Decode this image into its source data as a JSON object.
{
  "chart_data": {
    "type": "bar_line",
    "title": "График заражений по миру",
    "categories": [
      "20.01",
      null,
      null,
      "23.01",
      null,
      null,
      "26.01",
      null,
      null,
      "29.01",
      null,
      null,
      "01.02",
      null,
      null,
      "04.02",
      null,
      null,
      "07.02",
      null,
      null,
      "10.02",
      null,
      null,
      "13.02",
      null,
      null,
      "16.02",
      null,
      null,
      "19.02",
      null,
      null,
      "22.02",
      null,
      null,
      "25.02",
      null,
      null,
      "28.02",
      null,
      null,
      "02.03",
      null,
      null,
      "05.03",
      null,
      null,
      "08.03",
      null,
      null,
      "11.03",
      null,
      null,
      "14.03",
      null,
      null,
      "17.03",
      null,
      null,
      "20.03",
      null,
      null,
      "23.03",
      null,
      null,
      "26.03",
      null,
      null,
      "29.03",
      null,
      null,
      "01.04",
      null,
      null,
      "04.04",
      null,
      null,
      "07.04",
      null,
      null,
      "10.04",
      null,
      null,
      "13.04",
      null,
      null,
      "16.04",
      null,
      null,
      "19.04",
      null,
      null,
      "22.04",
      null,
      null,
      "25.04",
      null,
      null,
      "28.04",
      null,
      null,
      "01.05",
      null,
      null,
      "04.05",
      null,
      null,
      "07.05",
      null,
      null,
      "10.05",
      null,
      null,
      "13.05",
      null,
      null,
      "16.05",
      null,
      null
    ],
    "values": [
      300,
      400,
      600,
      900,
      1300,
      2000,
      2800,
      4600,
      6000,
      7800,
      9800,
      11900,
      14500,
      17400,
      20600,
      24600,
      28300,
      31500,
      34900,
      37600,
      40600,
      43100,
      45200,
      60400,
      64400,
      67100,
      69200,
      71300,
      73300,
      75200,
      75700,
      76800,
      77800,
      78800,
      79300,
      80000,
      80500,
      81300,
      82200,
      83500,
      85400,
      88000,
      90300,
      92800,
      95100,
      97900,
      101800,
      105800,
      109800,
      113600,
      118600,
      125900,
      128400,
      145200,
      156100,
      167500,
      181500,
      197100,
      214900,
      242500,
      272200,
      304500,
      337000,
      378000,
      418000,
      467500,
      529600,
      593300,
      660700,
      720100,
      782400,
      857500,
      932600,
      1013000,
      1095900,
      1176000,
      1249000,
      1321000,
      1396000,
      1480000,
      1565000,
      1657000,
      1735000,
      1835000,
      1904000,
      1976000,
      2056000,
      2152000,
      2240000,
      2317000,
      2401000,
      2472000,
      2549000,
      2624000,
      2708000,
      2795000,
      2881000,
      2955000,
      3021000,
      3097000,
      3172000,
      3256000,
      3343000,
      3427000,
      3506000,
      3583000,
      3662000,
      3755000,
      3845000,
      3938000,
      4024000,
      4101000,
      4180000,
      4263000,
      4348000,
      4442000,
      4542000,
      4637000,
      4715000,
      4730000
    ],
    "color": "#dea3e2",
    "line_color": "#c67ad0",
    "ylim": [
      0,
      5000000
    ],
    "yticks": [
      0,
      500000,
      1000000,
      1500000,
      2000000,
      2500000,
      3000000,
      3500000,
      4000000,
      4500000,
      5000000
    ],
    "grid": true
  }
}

───

Write out the records above again, keeping each one identical to the original.

- **Worked solution**
Decode this image into its source data as a JSON object.
{
  "chart_data": {
    "type": "bar_line",
    "title": "График заражений по миру",
    "categories": [
      "20.01",
      null,
      null,
      "23.01",
      null,
      null,
      "26.01",
      null,
      null,
      "29.01",
      null,
      null,
      "01.02",
      null,
      null,
      "04.02",
      null,
      null,
      "07.02",
      null,
      null,
      "10.02",
      null,
      null,
      "13.02",
      null,
      null,
      "16.02",
      null,
      null,
      "19.02",
      null,
      null,
      "22.02",
      null,
      null,
      "25.02",
      null,
      null,
      "28.02",
      null,
      null,
      "02.03",
      null,
      null,
      "05.03",
      null,
      null,
      "08.03",
      null,
      null,
      "11.03",
      null,
      null,
      "14.03",
      null,
      null,
      "17.03",
      null,
      null,
      "20.03",
      null,
      null,
      "23.03",
      null,
      null,
      "26.03",
      null,
      null,
      "29.03",
      null,
      null,
      "01.04",
      null,
      null,
      "04.04",
      null,
      null,
      "07.04",
      null,
      null,
      "10.04",
      null,
      null,
      "13.04",
      null,
      null,
      "16.04",
      null,
      null,
      "19.04",
      null,
      null,
      "22.04",
      null,
      null,
      "25.04",
      null,
      null,
      "28.04",
      null,
      null,
      "01.05",
      null,
      null,
      "04.05",
      null,
      null,
      "07.05",
      null,
      null,
      "10.05",
      null,
      null,
      "13.05",
      null,
      null,
      "16.05",
      null,
      null
    ],
    "values": [
      300,
      400,
      600,
      900,
      1300,
      2000,
      2800,
      4600,
      6000,
      7800,
      9800,
      11900,
      14500,
      17400,
      20600,
      24600,
      28300,
      31500,
      34900,
      37600,
      40600,
      43100,
      45200,
      60400,
      64400,
      67100,
      69200,
      71300,
      73300,
      75200,
      75700,
      76800,
      77800,
      78800,
      79300,
      80000,
      80500,
      81300,
      82200,
      83500,
      85400,
      88000,
      90300,
      92800,
      95100,
      97900,
      101800,
      105800,
      109800,
      113600,
      118600,
      125900,
      128400,
      145200,
      156100,
      167500,
      181500,
      197100,
      214900,
      242500,
      272200,
      304500,
      337000,
      378000,
      418000,
      467500,
      529600,
      593300,
      660700,
      720100,
      782400,
      857500,
      932600,
      1013000,
      1095900,
      1176000,
      1249000,
      1321000,
      1396000,
      1480000,
      1565000,
      1657000,
      1735000,
      1835000,
      1904000,
      1976000,
      2056000,
      2152000,
      2240000,
      2317000,
      2401000,
      2472000,
      2549000,
      2624000,
      2708000,
      2795000,
      2881000,
      2955000,
      3021000,
      3097000,
      3172000,
      3256000,
      3343000,
      3427000,
      3506000,
      3583000,
      3662000,
      3755000,
      3845000,
      3938000,
      4024000,
      4101000,
      4180000,
      4263000,
      4348000,
      4442000,
      4542000,
      4637000,
      4715000,
      4730000
    ],
    "color": "#dea3e2",
    "line_color": "#c67ad0",
    "ylim": [
      0,
      5000000
    ],
    "yticks": [
      0,
      500000,
      1000000,
      1500000,
      2000000,
      2500000,
      3000000,
      3500000,
      4000000,
      4500000,
      5000000
    ],
    "grid": true
  }
}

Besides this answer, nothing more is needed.